(Extracted records)
%%

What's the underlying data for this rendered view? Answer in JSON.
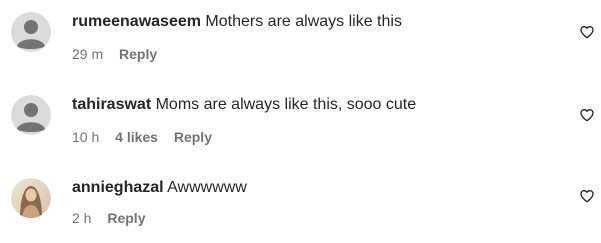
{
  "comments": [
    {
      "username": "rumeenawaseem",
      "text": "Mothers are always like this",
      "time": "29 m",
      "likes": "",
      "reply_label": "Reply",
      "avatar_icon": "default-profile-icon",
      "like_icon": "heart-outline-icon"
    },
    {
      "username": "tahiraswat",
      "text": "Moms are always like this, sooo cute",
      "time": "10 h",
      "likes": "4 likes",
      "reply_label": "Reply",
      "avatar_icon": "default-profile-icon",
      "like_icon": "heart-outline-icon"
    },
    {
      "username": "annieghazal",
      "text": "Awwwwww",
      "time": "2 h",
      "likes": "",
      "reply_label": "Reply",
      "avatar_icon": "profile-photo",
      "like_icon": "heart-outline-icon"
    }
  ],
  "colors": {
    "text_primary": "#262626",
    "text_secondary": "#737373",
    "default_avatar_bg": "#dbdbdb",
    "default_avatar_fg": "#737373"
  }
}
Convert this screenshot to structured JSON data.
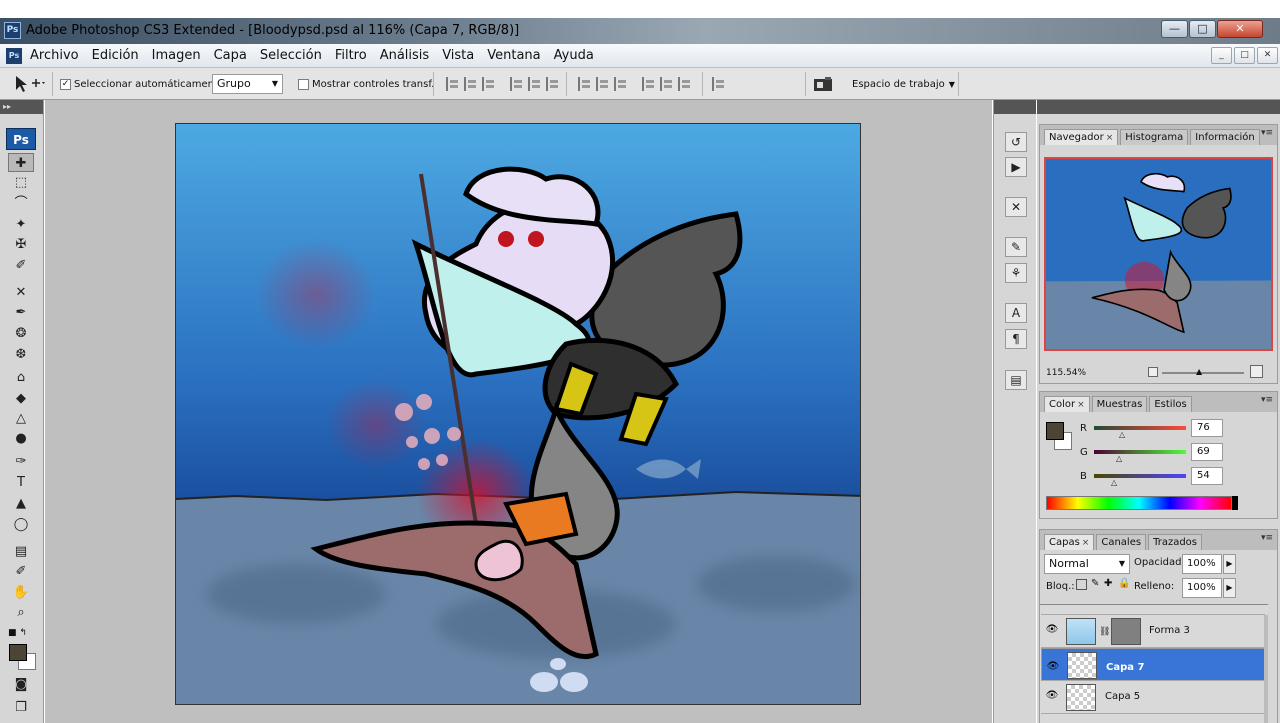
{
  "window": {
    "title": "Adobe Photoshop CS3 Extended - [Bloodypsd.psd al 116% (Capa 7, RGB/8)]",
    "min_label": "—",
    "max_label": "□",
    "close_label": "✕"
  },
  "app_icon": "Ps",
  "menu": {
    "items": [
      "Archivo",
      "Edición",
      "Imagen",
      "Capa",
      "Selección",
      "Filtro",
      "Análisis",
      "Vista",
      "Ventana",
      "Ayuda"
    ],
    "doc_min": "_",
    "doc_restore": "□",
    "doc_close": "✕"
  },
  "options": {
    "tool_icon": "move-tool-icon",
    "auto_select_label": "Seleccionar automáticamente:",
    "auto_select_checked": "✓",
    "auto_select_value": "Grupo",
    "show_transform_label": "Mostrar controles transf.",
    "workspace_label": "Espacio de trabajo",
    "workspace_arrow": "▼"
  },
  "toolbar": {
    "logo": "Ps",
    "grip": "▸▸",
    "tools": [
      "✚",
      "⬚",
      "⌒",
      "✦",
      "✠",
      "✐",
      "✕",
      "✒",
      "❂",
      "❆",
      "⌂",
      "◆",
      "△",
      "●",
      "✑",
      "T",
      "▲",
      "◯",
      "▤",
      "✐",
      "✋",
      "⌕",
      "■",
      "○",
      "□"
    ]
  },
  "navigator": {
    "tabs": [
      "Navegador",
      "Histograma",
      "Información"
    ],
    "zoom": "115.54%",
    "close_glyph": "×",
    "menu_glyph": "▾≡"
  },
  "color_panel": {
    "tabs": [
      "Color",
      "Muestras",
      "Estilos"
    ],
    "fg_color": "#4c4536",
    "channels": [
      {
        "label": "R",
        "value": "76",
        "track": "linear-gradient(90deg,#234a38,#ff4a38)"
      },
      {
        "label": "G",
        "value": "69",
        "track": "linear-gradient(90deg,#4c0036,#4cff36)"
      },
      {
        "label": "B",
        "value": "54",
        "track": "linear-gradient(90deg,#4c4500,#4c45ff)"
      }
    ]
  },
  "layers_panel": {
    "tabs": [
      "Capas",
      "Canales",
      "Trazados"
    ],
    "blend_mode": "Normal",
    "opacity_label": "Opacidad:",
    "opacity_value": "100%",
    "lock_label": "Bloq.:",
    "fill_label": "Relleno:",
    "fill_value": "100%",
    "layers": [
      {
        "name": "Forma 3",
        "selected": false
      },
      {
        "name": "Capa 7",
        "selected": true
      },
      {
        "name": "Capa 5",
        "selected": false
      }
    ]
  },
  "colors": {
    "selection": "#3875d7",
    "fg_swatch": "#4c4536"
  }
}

%%
%%

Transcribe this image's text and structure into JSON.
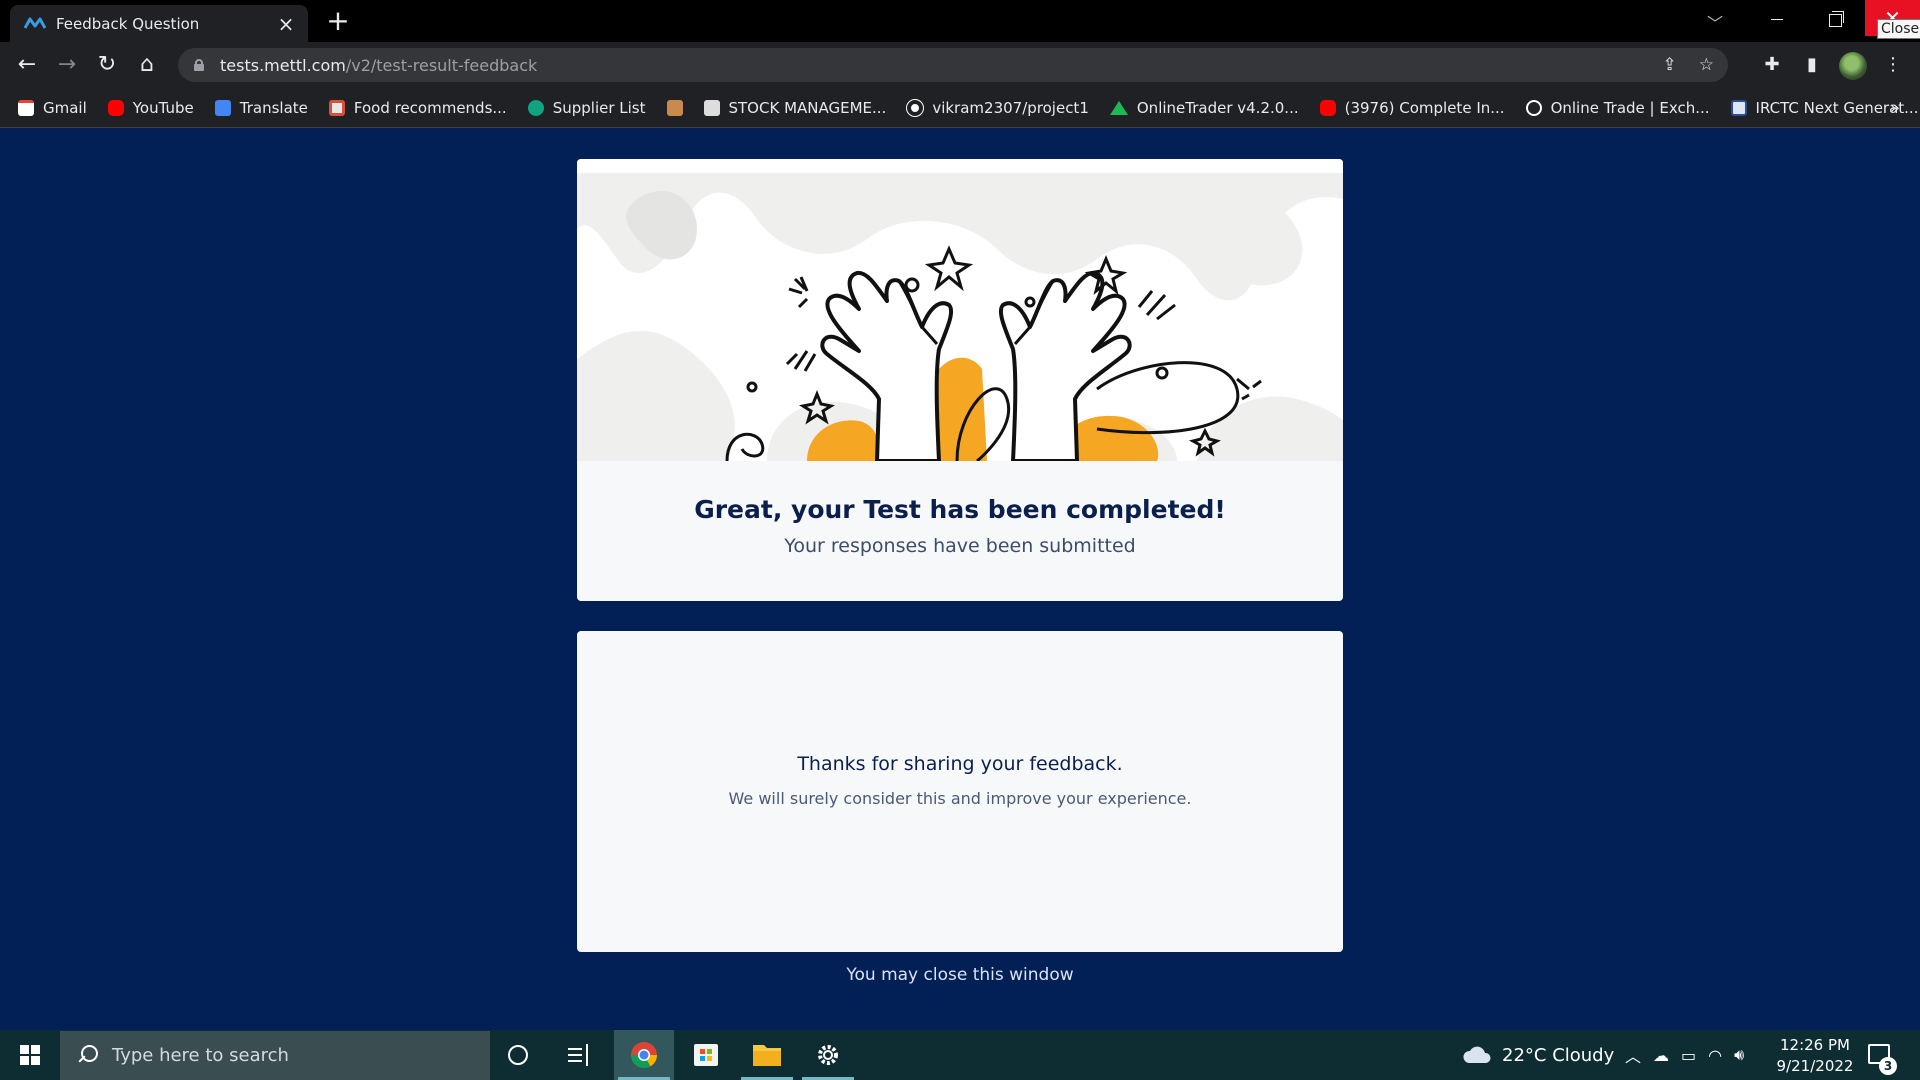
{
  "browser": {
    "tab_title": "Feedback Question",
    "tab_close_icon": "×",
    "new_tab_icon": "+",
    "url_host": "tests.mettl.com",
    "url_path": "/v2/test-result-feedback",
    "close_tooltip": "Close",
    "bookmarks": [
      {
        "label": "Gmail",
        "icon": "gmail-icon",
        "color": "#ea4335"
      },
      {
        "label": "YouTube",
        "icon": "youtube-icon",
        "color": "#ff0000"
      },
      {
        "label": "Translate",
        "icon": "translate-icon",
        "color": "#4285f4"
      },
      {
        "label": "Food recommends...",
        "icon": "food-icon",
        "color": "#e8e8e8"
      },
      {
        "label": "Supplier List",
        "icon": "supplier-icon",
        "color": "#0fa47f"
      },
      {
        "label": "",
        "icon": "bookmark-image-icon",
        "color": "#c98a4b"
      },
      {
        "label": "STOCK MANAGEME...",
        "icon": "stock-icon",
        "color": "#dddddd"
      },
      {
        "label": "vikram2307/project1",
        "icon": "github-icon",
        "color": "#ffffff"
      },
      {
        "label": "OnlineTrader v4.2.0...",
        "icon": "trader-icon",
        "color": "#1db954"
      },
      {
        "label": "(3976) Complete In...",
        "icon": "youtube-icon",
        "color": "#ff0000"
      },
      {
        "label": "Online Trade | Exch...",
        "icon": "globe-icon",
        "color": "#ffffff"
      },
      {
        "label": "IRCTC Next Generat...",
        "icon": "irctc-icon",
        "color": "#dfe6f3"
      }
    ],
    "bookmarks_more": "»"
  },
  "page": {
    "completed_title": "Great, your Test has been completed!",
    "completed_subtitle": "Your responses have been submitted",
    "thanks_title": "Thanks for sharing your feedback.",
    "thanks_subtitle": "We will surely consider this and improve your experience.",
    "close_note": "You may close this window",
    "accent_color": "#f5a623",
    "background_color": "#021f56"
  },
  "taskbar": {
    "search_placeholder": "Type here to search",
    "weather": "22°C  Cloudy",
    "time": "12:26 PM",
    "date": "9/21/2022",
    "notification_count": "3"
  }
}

%%

| Exercise description |
Filter the records above for "window" and copy every matching line.

| Right answer |
  "window": {
    "close_note": "You may close this window",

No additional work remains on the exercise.